## Short problem
Please rewrite the listing from its first line through the line containing "Annotate this image: element", changing "localize" to "locate" and keeping everything else the same. Omit the pictures.

## Data for processing
(begin)
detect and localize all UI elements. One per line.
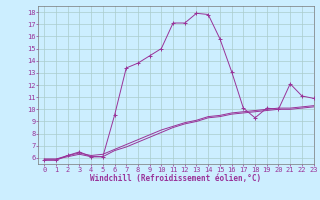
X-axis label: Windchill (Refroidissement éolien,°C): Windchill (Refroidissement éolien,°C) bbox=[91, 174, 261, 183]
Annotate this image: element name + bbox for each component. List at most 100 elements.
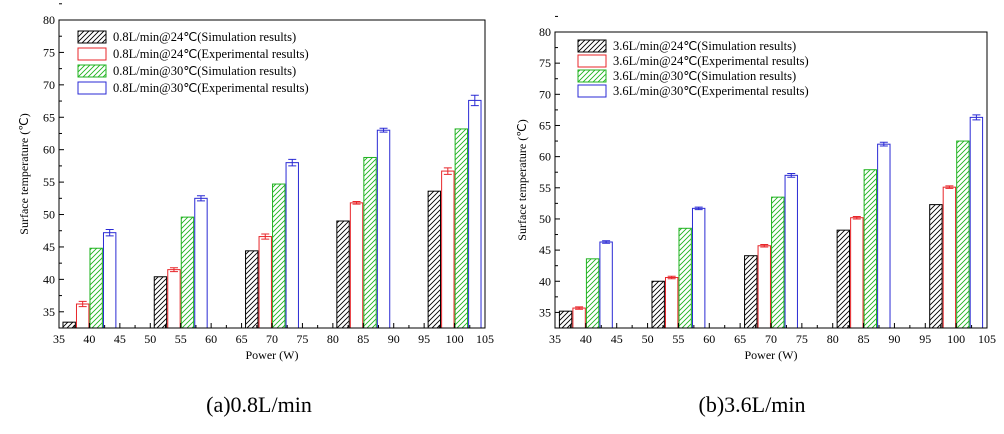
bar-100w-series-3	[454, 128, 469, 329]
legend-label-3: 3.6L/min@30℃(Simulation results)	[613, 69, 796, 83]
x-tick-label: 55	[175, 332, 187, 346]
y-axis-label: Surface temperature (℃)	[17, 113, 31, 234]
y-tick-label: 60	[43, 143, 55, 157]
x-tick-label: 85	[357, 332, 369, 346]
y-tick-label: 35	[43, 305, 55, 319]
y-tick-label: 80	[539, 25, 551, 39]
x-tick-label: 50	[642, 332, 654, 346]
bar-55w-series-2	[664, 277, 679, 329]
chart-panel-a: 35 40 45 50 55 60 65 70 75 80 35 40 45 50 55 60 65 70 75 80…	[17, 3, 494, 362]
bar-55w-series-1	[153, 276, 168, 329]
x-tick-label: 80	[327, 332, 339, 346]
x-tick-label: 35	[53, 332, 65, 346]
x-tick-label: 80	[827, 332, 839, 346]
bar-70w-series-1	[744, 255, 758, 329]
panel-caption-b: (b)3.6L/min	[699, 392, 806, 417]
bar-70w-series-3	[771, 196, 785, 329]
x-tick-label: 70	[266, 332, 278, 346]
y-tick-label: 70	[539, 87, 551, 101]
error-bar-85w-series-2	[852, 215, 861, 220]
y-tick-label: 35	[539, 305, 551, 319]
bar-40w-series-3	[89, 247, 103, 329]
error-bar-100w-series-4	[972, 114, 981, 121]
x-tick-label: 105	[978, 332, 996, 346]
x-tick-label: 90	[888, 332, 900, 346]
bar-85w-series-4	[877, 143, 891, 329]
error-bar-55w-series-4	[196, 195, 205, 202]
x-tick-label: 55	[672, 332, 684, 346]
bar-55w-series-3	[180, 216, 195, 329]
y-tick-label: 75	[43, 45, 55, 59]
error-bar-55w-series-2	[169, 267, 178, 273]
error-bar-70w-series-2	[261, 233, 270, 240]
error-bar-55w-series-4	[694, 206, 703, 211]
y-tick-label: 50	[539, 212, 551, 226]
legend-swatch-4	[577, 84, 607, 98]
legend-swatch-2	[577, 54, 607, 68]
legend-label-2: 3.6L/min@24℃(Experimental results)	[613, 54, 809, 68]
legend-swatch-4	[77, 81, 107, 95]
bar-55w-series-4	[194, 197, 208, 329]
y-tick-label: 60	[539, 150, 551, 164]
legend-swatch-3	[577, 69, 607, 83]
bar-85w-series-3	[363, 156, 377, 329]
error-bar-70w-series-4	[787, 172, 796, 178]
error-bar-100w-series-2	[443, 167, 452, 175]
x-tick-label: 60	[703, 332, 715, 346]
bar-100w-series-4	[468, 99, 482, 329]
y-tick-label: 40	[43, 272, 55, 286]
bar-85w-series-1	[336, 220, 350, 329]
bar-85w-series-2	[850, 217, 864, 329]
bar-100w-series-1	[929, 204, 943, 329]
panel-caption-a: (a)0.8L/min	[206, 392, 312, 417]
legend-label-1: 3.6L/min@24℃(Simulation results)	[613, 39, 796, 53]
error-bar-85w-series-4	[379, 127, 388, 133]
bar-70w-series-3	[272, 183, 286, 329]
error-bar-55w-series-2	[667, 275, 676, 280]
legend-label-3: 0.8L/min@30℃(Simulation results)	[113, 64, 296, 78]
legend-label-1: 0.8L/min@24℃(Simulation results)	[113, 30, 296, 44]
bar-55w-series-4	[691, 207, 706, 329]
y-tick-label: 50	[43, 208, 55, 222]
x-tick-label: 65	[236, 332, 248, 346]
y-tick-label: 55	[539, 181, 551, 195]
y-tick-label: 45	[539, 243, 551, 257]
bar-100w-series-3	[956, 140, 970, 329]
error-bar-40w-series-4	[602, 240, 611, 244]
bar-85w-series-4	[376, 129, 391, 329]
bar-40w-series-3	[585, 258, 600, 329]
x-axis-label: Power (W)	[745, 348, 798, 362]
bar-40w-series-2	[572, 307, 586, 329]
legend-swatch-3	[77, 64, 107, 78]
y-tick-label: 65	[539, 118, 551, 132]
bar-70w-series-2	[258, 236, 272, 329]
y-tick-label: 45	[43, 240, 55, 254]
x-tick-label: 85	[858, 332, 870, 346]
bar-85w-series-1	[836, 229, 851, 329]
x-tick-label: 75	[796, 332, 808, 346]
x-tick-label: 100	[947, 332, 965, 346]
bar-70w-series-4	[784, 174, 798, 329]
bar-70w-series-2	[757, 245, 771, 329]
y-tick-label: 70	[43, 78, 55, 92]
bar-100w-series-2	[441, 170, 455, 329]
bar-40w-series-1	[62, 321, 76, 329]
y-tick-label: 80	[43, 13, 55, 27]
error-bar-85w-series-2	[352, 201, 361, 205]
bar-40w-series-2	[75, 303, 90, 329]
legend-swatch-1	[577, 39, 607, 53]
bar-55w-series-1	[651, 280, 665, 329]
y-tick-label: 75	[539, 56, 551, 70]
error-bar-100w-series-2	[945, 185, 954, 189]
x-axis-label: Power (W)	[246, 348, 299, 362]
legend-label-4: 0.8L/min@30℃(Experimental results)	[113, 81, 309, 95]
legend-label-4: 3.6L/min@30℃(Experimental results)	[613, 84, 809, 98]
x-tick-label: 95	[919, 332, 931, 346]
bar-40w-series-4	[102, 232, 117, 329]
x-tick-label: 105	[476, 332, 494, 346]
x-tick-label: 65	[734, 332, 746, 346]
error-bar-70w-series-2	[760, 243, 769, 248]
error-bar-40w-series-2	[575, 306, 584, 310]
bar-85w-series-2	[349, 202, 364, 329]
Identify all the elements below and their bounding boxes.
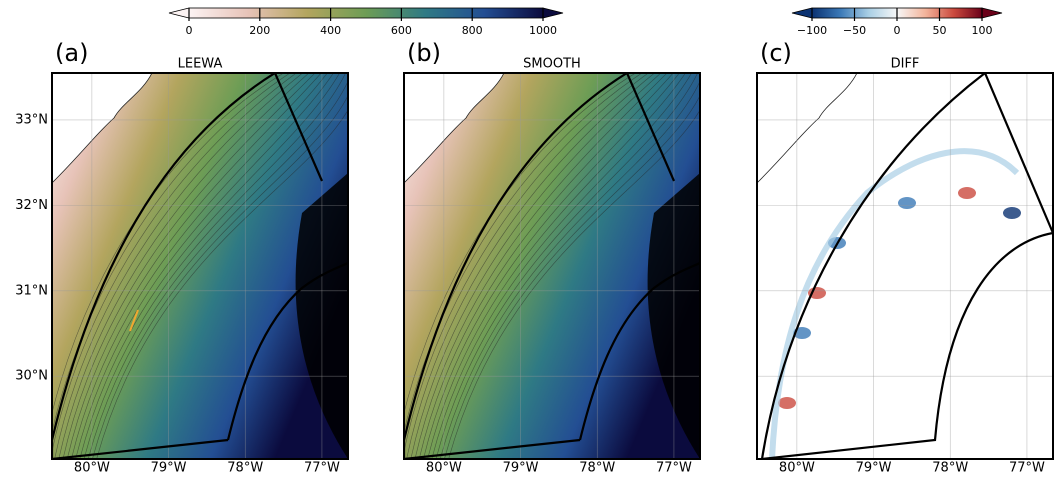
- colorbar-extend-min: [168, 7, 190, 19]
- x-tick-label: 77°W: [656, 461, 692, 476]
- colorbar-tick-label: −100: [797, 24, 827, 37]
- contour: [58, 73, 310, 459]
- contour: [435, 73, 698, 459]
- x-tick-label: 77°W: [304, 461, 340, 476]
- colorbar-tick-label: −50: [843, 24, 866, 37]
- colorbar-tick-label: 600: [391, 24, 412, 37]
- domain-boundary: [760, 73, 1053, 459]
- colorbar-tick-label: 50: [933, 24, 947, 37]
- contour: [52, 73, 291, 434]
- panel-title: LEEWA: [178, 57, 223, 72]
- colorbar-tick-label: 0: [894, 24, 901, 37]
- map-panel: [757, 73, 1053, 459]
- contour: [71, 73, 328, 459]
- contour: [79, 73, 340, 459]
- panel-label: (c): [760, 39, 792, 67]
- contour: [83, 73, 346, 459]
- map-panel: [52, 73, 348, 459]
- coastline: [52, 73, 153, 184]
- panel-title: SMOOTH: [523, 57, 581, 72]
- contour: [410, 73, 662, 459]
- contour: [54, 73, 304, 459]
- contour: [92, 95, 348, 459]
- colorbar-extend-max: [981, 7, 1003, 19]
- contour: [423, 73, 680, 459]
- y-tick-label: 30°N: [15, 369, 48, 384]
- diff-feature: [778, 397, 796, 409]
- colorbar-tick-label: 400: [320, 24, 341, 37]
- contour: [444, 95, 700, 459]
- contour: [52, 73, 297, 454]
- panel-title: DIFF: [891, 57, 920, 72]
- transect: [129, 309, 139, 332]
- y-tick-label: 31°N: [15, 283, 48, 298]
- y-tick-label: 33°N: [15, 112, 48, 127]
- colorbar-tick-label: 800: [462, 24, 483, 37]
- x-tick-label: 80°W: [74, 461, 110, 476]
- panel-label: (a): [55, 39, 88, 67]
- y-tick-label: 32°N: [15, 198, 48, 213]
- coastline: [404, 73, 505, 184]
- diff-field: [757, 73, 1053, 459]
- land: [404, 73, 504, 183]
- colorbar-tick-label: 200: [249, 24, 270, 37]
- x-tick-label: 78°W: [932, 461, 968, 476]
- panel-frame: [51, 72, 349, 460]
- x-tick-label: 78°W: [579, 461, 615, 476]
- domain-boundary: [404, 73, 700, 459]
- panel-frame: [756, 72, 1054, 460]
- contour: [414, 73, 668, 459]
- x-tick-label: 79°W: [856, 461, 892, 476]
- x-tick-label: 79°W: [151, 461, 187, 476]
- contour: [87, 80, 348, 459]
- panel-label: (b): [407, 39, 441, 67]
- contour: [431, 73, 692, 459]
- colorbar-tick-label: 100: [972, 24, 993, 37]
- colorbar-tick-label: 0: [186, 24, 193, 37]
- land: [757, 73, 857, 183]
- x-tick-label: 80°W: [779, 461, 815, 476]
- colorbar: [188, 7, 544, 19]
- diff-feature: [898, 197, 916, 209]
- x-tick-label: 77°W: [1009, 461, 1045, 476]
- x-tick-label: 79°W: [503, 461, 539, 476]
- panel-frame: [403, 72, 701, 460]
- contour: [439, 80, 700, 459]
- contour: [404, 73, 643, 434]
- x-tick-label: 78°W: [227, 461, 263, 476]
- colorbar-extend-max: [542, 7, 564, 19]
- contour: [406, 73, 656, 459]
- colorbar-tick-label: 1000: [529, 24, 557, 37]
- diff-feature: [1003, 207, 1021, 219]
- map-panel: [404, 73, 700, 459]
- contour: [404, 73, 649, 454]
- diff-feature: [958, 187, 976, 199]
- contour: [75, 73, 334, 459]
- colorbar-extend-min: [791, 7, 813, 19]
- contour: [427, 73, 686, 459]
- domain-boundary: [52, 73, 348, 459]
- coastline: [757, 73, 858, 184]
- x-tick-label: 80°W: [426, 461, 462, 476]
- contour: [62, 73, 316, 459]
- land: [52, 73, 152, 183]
(end)
## Output of the task
detect and locate all UI elements. One per line.
X-axis label: Windchill (Refroidissement éolien,°C): Windchill (Refroidissement éolien,°C) bbox=[91, 174, 261, 183]
Annotate this image: element name + bbox for each component. List at most 100 elements.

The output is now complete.